Using the listing below, copy every line that mentions "arrow".
━━━━━━━━━━━━━━━━━━━━
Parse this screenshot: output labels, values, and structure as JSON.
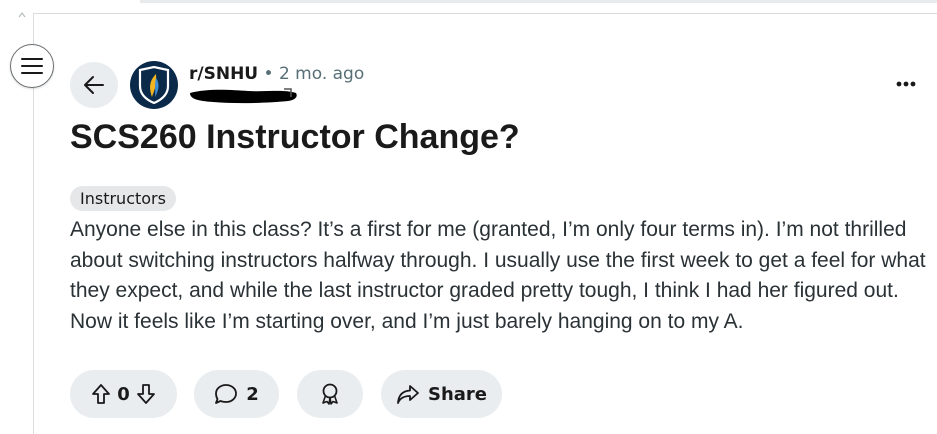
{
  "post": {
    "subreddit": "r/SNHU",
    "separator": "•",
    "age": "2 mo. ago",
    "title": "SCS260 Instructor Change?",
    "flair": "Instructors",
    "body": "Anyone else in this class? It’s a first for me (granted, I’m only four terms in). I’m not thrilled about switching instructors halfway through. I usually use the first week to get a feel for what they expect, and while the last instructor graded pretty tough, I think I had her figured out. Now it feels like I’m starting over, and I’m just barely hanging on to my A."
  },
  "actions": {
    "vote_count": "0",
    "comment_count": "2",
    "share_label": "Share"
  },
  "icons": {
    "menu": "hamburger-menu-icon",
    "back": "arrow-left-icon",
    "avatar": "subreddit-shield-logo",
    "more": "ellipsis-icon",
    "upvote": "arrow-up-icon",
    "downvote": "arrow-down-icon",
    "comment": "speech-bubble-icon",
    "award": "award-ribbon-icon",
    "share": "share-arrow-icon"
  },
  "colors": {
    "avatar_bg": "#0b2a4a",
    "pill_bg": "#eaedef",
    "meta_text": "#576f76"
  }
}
━━━━━━━━━━━━━━━━━━━━
• **Task solution**:
    "back": "arrow-left-icon",
    "upvote": "arrow-up-icon",
    "downvote": "arrow-down-icon",
    "share": "share-arrow-icon"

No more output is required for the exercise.